* Begin *
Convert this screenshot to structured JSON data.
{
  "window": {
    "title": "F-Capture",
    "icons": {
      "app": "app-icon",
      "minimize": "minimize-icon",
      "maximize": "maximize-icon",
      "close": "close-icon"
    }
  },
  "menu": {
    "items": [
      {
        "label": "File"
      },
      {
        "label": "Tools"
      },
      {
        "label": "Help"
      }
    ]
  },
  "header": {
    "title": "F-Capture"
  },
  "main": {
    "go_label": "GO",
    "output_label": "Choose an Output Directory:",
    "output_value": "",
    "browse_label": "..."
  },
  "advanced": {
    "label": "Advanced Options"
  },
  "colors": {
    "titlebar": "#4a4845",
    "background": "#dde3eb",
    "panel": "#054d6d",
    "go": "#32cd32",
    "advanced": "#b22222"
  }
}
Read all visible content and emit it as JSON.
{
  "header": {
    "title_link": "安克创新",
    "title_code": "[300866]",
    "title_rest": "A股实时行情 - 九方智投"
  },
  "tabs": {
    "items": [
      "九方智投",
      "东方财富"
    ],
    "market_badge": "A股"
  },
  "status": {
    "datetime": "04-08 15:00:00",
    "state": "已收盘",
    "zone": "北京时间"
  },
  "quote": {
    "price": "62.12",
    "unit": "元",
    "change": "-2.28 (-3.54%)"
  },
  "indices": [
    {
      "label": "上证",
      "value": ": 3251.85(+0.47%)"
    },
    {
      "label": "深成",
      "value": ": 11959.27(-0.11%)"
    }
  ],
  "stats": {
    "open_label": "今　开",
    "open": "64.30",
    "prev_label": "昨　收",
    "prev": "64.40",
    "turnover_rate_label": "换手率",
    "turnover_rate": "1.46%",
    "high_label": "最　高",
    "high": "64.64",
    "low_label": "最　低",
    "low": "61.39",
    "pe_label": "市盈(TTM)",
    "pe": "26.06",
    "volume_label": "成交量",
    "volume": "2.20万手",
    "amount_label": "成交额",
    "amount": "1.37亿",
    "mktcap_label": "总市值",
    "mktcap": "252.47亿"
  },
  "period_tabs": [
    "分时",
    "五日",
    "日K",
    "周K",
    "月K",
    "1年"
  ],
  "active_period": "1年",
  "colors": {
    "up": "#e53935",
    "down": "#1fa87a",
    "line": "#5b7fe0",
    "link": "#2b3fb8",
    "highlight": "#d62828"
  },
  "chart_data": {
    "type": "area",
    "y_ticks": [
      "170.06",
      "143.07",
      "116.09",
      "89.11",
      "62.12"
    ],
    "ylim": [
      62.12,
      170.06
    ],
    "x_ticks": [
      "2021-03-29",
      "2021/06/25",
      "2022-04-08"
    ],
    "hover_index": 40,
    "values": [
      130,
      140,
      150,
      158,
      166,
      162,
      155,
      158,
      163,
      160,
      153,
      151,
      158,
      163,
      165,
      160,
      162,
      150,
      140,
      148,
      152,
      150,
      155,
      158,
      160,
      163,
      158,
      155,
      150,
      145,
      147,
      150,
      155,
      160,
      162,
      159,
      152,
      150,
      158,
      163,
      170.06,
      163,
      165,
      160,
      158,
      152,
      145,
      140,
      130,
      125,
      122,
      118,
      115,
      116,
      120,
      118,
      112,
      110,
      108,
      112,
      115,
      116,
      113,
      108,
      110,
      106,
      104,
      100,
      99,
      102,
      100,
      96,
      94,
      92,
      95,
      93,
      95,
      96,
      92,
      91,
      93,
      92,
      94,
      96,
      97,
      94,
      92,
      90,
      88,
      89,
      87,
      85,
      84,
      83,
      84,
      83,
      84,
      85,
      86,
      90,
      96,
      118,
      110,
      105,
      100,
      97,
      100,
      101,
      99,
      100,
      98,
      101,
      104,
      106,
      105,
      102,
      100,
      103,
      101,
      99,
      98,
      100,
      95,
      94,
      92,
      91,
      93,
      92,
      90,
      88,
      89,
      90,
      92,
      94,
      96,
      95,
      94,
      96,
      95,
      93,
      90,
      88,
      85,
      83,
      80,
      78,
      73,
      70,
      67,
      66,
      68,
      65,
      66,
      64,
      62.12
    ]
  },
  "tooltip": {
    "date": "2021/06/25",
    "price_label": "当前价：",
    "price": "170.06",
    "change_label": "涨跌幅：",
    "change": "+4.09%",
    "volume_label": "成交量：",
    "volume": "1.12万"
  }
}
* End *
__Description of the task__
Every record above must be duplicated exactly.

__The response__
Convert this screenshot to structured JSON data.
{
  "window": {
    "title": "F-Capture",
    "icons": {
      "app": "app-icon",
      "minimize": "minimize-icon",
      "maximize": "maximize-icon",
      "close": "close-icon"
    }
  },
  "menu": {
    "items": [
      {
        "label": "File"
      },
      {
        "label": "Tools"
      },
      {
        "label": "Help"
      }
    ]
  },
  "header": {
    "title": "F-Capture"
  },
  "main": {
    "go_label": "GO",
    "output_label": "Choose an Output Directory:",
    "output_value": "",
    "browse_label": "..."
  },
  "advanced": {
    "label": "Advanced Options"
  },
  "colors": {
    "titlebar": "#4a4845",
    "background": "#dde3eb",
    "panel": "#054d6d",
    "go": "#32cd32",
    "advanced": "#b22222"
  }
}
Read all visible content and emit it as JSON.
{
  "header": {
    "title_link": "安克创新",
    "title_code": "[300866]",
    "title_rest": "A股实时行情 - 九方智投"
  },
  "tabs": {
    "items": [
      "九方智投",
      "东方财富"
    ],
    "market_badge": "A股"
  },
  "status": {
    "datetime": "04-08 15:00:00",
    "state": "已收盘",
    "zone": "北京时间"
  },
  "quote": {
    "price": "62.12",
    "unit": "元",
    "change": "-2.28 (-3.54%)"
  },
  "indices": [
    {
      "label": "上证",
      "value": ": 3251.85(+0.47%)"
    },
    {
      "label": "深成",
      "value": ": 11959.27(-0.11%)"
    }
  ],
  "stats": {
    "open_label": "今　开",
    "open": "64.30",
    "prev_label": "昨　收",
    "prev": "64.40",
    "turnover_rate_label": "换手率",
    "turnover_rate": "1.46%",
    "high_label": "最　高",
    "high": "64.64",
    "low_label": "最　低",
    "low": "61.39",
    "pe_label": "市盈(TTM)",
    "pe": "26.06",
    "volume_label": "成交量",
    "volume": "2.20万手",
    "amount_label": "成交额",
    "amount": "1.37亿",
    "mktcap_label": "总市值",
    "mktcap": "252.47亿"
  },
  "period_tabs": [
    "分时",
    "五日",
    "日K",
    "周K",
    "月K",
    "1年"
  ],
  "active_period": "1年",
  "colors": {
    "up": "#e53935",
    "down": "#1fa87a",
    "line": "#5b7fe0",
    "link": "#2b3fb8",
    "highlight": "#d62828"
  },
  "chart_data": {
    "type": "area",
    "y_ticks": [
      "170.06",
      "143.07",
      "116.09",
      "89.11",
      "62.12"
    ],
    "ylim": [
      62.12,
      170.06
    ],
    "x_ticks": [
      "2021-03-29",
      "2021/06/25",
      "2022-04-08"
    ],
    "hover_index": 40,
    "values": [
      130,
      140,
      150,
      158,
      166,
      162,
      155,
      158,
      163,
      160,
      153,
      151,
      158,
      163,
      165,
      160,
      162,
      150,
      140,
      148,
      152,
      150,
      155,
      158,
      160,
      163,
      158,
      155,
      150,
      145,
      147,
      150,
      155,
      160,
      162,
      159,
      152,
      150,
      158,
      163,
      170.06,
      163,
      165,
      160,
      158,
      152,
      145,
      140,
      130,
      125,
      122,
      118,
      115,
      116,
      120,
      118,
      112,
      110,
      108,
      112,
      115,
      116,
      113,
      108,
      110,
      106,
      104,
      100,
      99,
      102,
      100,
      96,
      94,
      92,
      95,
      93,
      95,
      96,
      92,
      91,
      93,
      92,
      94,
      96,
      97,
      94,
      92,
      90,
      88,
      89,
      87,
      85,
      84,
      83,
      84,
      83,
      84,
      85,
      86,
      90,
      96,
      118,
      110,
      105,
      100,
      97,
      100,
      101,
      99,
      100,
      98,
      101,
      104,
      106,
      105,
      102,
      100,
      103,
      101,
      99,
      98,
      100,
      95,
      94,
      92,
      91,
      93,
      92,
      90,
      88,
      89,
      90,
      92,
      94,
      96,
      95,
      94,
      96,
      95,
      93,
      90,
      88,
      85,
      83,
      80,
      78,
      73,
      70,
      67,
      66,
      68,
      65,
      66,
      64,
      62.12
    ]
  },
  "tooltip": {
    "date": "2021/06/25",
    "price_label": "当前价：",
    "price": "170.06",
    "change_label": "涨跌幅：",
    "change": "+4.09%",
    "volume_label": "成交量：",
    "volume": "1.12万"
  }
}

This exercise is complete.